_Set task_.
Filter this material down to the lines that hold "Wellbeing", copying each one.

Dataset items:
=-=-=
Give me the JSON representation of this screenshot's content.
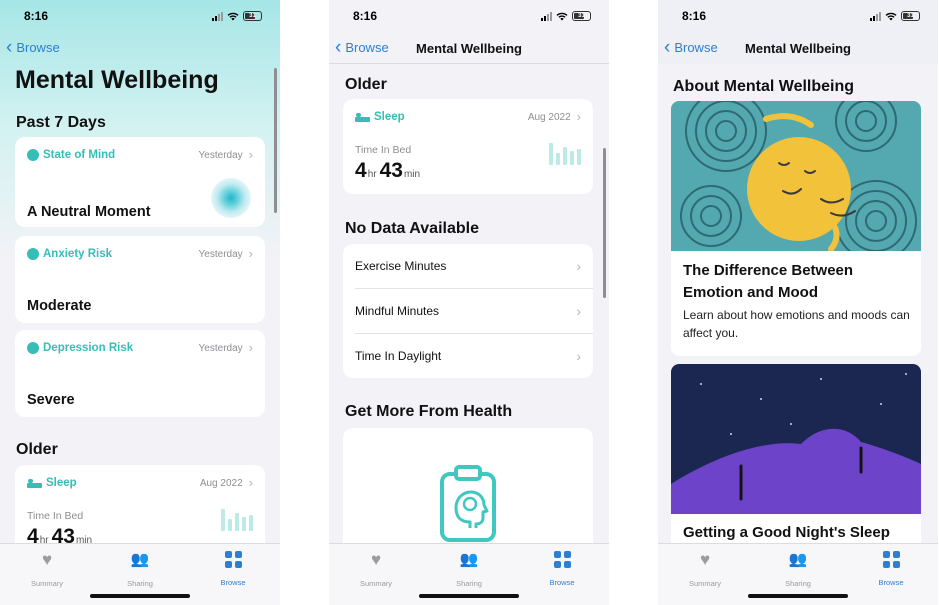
{
  "status": {
    "time": "8:16",
    "battery": "31"
  },
  "nav": {
    "back_label": "Browse",
    "title": "Mental Wellbeing"
  },
  "screen1": {
    "title": "Mental Wellbeing",
    "section_past": "Past 7 Days",
    "state_of_mind": {
      "label": "State of Mind",
      "date": "Yesterday",
      "value": "A Neutral Moment"
    },
    "anxiety": {
      "label": "Anxiety Risk",
      "date": "Yesterday",
      "value": "Moderate"
    },
    "depression": {
      "label": "Depression Risk",
      "date": "Yesterday",
      "value": "Severe"
    },
    "section_older": "Older",
    "sleep": {
      "label": "Sleep",
      "date": "Aug 2022",
      "metric": "Time In Bed",
      "hours": "4",
      "hr_unit": "hr",
      "minutes": "43",
      "min_unit": "min"
    }
  },
  "screen2": {
    "section_older": "Older",
    "sleep": {
      "label": "Sleep",
      "date": "Aug 2022",
      "metric": "Time In Bed",
      "hours": "4",
      "hr_unit": "hr",
      "minutes": "43",
      "min_unit": "min"
    },
    "section_nodata": "No Data Available",
    "nodata_items": [
      "Exercise Minutes",
      "Mindful Minutes",
      "Time In Daylight"
    ],
    "section_more": "Get More From Health"
  },
  "screen3": {
    "section_about": "About Mental Wellbeing",
    "article1": {
      "title": "The Difference Between Emotion and Mood",
      "desc": "Learn about how emotions and moods can affect you."
    },
    "article2": {
      "title": "Getting a Good Night's Sleep"
    }
  },
  "tabs": [
    "Summary",
    "Sharing",
    "Browse"
  ],
  "colors": {
    "accent": "#2f7fd1",
    "teal": "#36bdb8"
  }
}
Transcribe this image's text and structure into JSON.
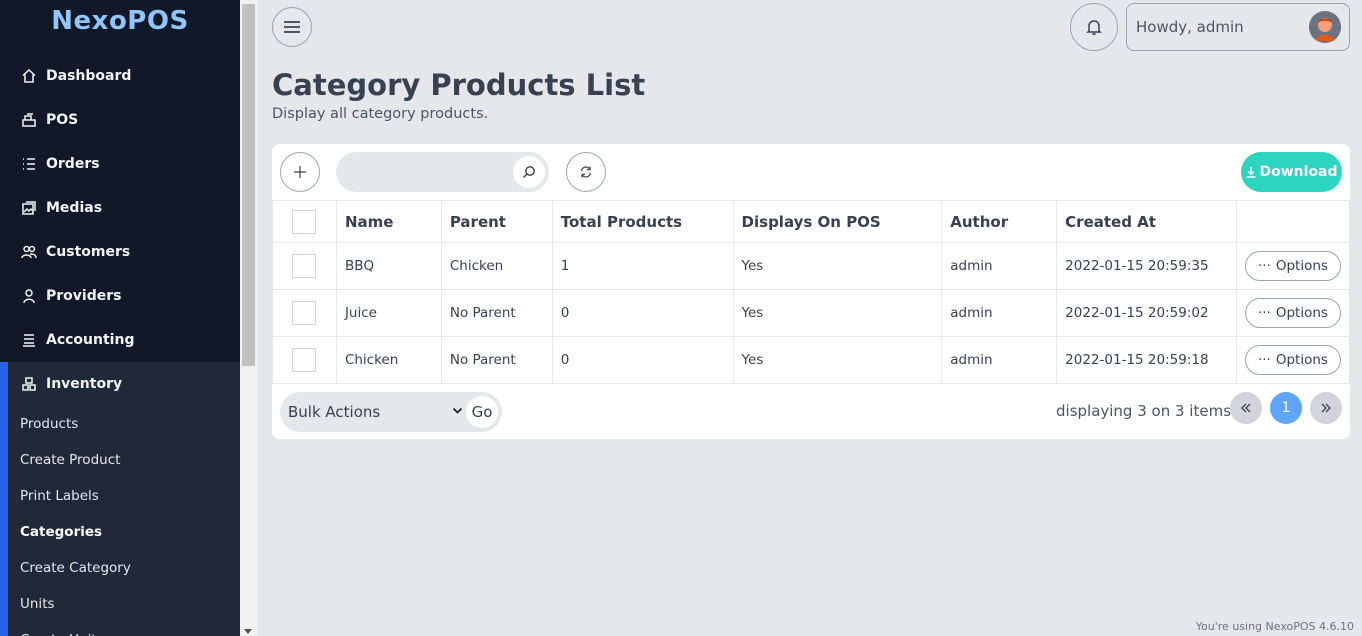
{
  "brand": {
    "name": "NexoPOS"
  },
  "sidebar": {
    "items": [
      {
        "label": "Dashboard",
        "icon": "home-icon"
      },
      {
        "label": "POS",
        "icon": "cash-register-icon"
      },
      {
        "label": "Orders",
        "icon": "list-icon"
      },
      {
        "label": "Medias",
        "icon": "images-icon"
      },
      {
        "label": "Customers",
        "icon": "users-icon"
      },
      {
        "label": "Providers",
        "icon": "user-icon"
      },
      {
        "label": "Accounting",
        "icon": "stack-icon"
      },
      {
        "label": "Inventory",
        "icon": "inventory-icon"
      }
    ],
    "submenu": [
      {
        "label": "Products"
      },
      {
        "label": "Create Product"
      },
      {
        "label": "Print Labels"
      },
      {
        "label": "Categories"
      },
      {
        "label": "Create Category"
      },
      {
        "label": "Units"
      },
      {
        "label": "Create Unit"
      }
    ]
  },
  "header": {
    "greeting": "Howdy, admin"
  },
  "page": {
    "title": "Category Products List",
    "subtitle": "Display all category products."
  },
  "toolbar": {
    "download_label": "Download",
    "search_placeholder": ""
  },
  "table": {
    "columns": [
      "Name",
      "Parent",
      "Total Products",
      "Displays On POS",
      "Author",
      "Created At"
    ],
    "rows": [
      {
        "name": "BBQ",
        "parent": "Chicken",
        "total": "1",
        "pos": "Yes",
        "author": "admin",
        "created": "2022-01-15 20:59:35",
        "options": "Options"
      },
      {
        "name": "Juice",
        "parent": "No Parent",
        "total": "0",
        "pos": "Yes",
        "author": "admin",
        "created": "2022-01-15 20:59:02",
        "options": "Options"
      },
      {
        "name": "Chicken",
        "parent": "No Parent",
        "total": "0",
        "pos": "Yes",
        "author": "admin",
        "created": "2022-01-15 20:59:18",
        "options": "Options"
      }
    ]
  },
  "footer": {
    "bulk_label": "Bulk Actions",
    "go_label": "Go",
    "page_info": "displaying 3 on 3 items",
    "current_page": "1"
  },
  "version": "You're using NexoPOS 4.6.10",
  "colors": {
    "sidebar": "#111827",
    "accent": "#2563eb",
    "download": "#2dd4bf",
    "page_active": "#60a5fa"
  }
}
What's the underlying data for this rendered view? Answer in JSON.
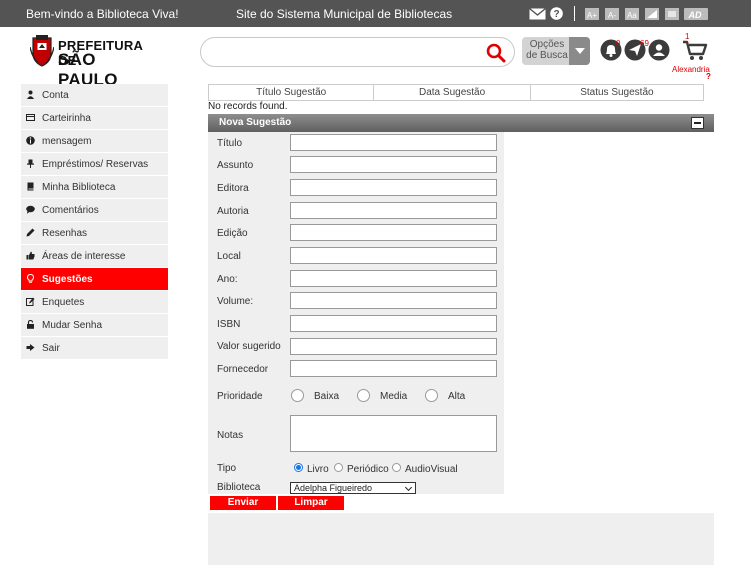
{
  "topbar": {
    "welcome": "Bem-vindo a Biblioteca Viva!",
    "site_title": "Site do Sistema Municipal de Bibliotecas",
    "icons": [
      "mail-icon",
      "help-icon",
      "font-increase-icon",
      "font-decrease-icon",
      "font-reset-icon",
      "contrast-icon",
      "grayscale-icon",
      "accessibility-icon"
    ]
  },
  "header": {
    "logo_line1": "PREFEITURA DE",
    "logo_line2": "SÃO PAULO",
    "search_value": "",
    "search_options_label": "Opções de Busca",
    "notifications_count": "0",
    "messages_count": "69",
    "cart_count": "1",
    "user_name": "Alexandria",
    "help_mark": "?"
  },
  "sidebar": {
    "items": [
      {
        "label": "Conta",
        "icon": "user-icon"
      },
      {
        "label": "Carteirinha",
        "icon": "card-icon"
      },
      {
        "label": "mensagem",
        "icon": "info-icon"
      },
      {
        "label": "Empréstimos/ Reservas",
        "icon": "pin-icon"
      },
      {
        "label": "Minha Biblioteca",
        "icon": "book-icon"
      },
      {
        "label": "Comentários",
        "icon": "comment-icon"
      },
      {
        "label": "Resenhas",
        "icon": "pencil-icon"
      },
      {
        "label": "Áreas de interesse",
        "icon": "thumbs-up-icon"
      },
      {
        "label": "Sugestões",
        "icon": "lightbulb-icon",
        "active": true
      },
      {
        "label": "Enquetes",
        "icon": "edit-icon"
      },
      {
        "label": "Mudar Senha",
        "icon": "lock-icon"
      },
      {
        "label": "Sair",
        "icon": "logout-icon"
      }
    ]
  },
  "suggestions_table": {
    "columns": [
      "Título Sugestão",
      "Data Sugestão",
      "Status Sugestão"
    ],
    "empty_message": "No records found."
  },
  "new_suggestion": {
    "title": "Nova Sugestão",
    "fields": {
      "titulo": "Título",
      "assunto": "Assunto",
      "editora": "Editora",
      "autoria": "Autoria",
      "edicao": "Edição",
      "local": "Local",
      "ano": "Ano:",
      "volume": "Volume:",
      "isbn": "ISBN",
      "valor": "Valor sugerido",
      "fornecedor": "Fornecedor",
      "prioridade": "Prioridade",
      "notas": "Notas",
      "tipo": "Tipo",
      "biblioteca": "Biblioteca"
    },
    "priority_options": [
      "Baixa",
      "Media",
      "Alta"
    ],
    "type_options": [
      "Livro",
      "Periódico",
      "AudioVisual"
    ],
    "type_selected": "Livro",
    "library_selected": "Adelpha Figueiredo",
    "submit_label": "Enviar",
    "clear_label": "Limpar"
  },
  "colors": {
    "accent": "#ff0000",
    "topbar": "#545454",
    "panel": "#efefef"
  }
}
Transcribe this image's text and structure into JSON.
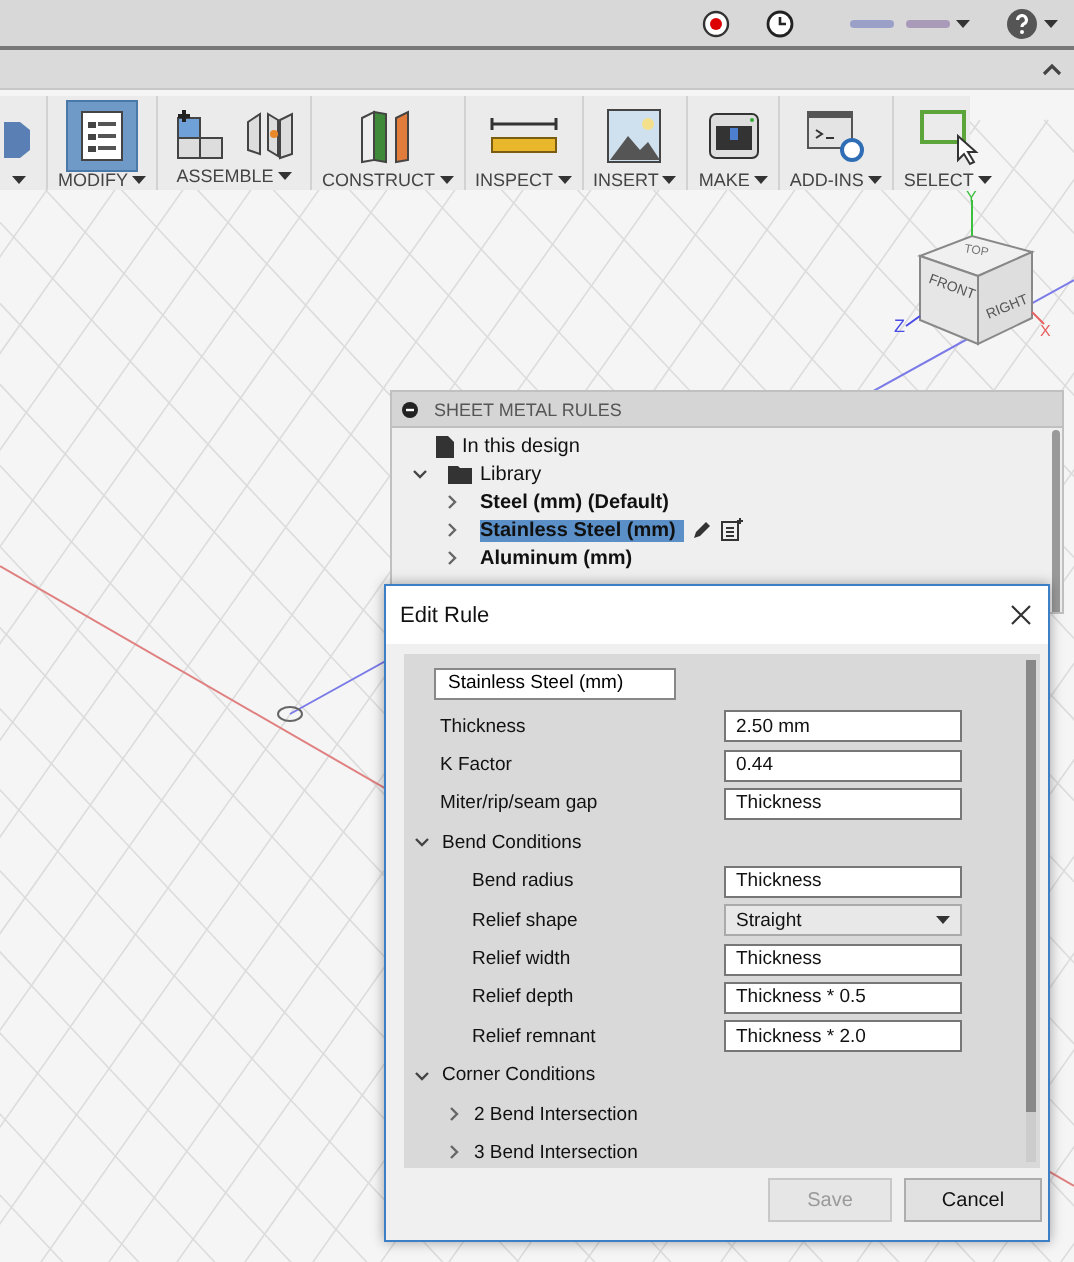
{
  "toolbar": {
    "groups": [
      {
        "selected": false
      },
      {
        "label": "MODIFY",
        "selected": true
      },
      {
        "label": "ASSEMBLE",
        "selected": false
      },
      {
        "label": "CONSTRUCT",
        "selected": false
      },
      {
        "label": "INSPECT",
        "selected": false
      },
      {
        "label": "INSERT",
        "selected": false
      },
      {
        "label": "MAKE",
        "selected": false
      },
      {
        "label": "ADD-INS",
        "selected": false
      },
      {
        "label": "SELECT",
        "selected": false
      }
    ]
  },
  "view_cube": {
    "faces": [
      "TOP",
      "FRONT",
      "RIGHT"
    ],
    "axes": [
      "Y",
      "Z",
      "X"
    ]
  },
  "rules_panel": {
    "title": "SHEET METAL RULES",
    "items": [
      {
        "kind": "document",
        "label": "In this design"
      },
      {
        "kind": "folder",
        "label": "Library",
        "expanded": true,
        "children": [
          {
            "kind": "rule",
            "label": "Steel (mm) (Default)",
            "expanded": false,
            "selected": false
          },
          {
            "kind": "rule",
            "label": "Stainless Steel (mm)",
            "expanded": false,
            "selected": true
          },
          {
            "kind": "rule",
            "label": "Aluminum (mm)",
            "expanded": false,
            "selected": false
          }
        ]
      }
    ]
  },
  "dialog": {
    "title": "Edit Rule",
    "name_value": "Stainless Steel (mm)",
    "rows": [
      {
        "kind": "field",
        "label": "Thickness",
        "value": "2.50 mm"
      },
      {
        "kind": "field",
        "label": "K Factor",
        "value": "0.44"
      },
      {
        "kind": "field",
        "label": "Miter/rip/seam gap",
        "value": "Thickness"
      },
      {
        "kind": "section",
        "label": "Bend Conditions",
        "expanded": true,
        "children": [
          {
            "kind": "field",
            "label": "Bend radius",
            "value": "Thickness"
          },
          {
            "kind": "dropdown",
            "label": "Relief shape",
            "value": "Straight"
          },
          {
            "kind": "field",
            "label": "Relief width",
            "value": "Thickness"
          },
          {
            "kind": "field",
            "label": "Relief depth",
            "value": "Thickness * 0.5"
          },
          {
            "kind": "field",
            "label": "Relief remnant",
            "value": "Thickness * 2.0"
          }
        ]
      },
      {
        "kind": "section",
        "label": "Corner Conditions",
        "expanded": true,
        "children": [
          {
            "kind": "section",
            "label": "2 Bend Intersection",
            "expanded": false
          },
          {
            "kind": "section",
            "label": "3 Bend Intersection",
            "expanded": false
          }
        ]
      }
    ],
    "buttons": [
      {
        "label": "Save",
        "disabled": true
      },
      {
        "label": "Cancel",
        "disabled": false
      }
    ]
  }
}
=-=-=
_Correct result_.
    "title": "Mental Wellbeing"
    "title": "Mental Wellbeing",
    "section_about": "About Mental Wellbeing",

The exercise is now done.